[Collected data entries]
+ + + + + + +

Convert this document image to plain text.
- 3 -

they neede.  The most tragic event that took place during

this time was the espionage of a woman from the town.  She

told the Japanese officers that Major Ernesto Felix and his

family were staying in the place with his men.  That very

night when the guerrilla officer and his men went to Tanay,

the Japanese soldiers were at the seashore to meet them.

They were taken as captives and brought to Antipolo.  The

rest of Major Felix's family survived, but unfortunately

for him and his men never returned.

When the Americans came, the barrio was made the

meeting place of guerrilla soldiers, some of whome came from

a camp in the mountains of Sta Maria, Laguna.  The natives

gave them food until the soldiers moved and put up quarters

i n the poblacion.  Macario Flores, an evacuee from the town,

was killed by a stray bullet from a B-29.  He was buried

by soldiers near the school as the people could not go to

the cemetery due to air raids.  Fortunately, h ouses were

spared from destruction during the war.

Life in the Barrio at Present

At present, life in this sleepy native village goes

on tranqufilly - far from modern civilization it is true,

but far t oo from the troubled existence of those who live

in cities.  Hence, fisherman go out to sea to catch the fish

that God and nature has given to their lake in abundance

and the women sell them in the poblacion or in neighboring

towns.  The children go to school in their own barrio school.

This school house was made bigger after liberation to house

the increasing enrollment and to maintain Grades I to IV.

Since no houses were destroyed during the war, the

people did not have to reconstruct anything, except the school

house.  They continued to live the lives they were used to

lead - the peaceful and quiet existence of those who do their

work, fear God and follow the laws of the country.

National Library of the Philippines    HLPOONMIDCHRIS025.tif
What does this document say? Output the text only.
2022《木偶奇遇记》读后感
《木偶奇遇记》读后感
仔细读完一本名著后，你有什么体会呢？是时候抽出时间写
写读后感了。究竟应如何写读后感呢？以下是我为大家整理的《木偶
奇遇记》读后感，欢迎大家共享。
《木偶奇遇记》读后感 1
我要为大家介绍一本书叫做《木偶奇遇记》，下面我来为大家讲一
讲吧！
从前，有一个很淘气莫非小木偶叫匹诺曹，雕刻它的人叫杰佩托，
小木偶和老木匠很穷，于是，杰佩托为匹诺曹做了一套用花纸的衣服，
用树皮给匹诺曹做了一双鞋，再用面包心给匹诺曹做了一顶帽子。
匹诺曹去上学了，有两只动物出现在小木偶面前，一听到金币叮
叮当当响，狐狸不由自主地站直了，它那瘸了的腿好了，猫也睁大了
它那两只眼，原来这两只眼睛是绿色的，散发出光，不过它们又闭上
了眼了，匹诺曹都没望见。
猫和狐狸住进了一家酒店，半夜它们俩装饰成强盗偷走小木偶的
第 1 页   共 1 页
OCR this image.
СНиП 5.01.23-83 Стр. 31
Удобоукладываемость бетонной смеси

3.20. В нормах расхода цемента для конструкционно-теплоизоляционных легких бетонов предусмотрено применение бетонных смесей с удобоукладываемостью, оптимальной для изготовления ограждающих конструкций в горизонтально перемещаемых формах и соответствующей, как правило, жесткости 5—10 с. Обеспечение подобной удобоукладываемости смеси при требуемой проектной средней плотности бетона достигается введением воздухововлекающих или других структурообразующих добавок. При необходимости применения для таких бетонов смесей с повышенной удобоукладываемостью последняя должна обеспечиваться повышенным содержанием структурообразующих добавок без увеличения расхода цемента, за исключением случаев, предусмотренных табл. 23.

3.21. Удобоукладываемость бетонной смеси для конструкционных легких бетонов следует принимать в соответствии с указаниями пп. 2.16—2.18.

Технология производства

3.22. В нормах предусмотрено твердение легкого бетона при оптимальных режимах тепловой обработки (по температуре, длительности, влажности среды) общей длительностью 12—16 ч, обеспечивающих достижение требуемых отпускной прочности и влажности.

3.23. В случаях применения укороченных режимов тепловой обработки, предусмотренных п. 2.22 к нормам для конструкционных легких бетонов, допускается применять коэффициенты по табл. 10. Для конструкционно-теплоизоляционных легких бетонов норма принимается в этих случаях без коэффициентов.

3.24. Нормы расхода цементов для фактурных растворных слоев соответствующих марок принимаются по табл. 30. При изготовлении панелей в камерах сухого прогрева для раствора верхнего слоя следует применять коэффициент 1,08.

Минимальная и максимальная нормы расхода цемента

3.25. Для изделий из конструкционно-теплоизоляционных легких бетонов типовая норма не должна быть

+ + + + + + +

Exercise aim
Check each line in the listing above for the string "came", then report how many lines contain it, with no other text.

Output for this task
2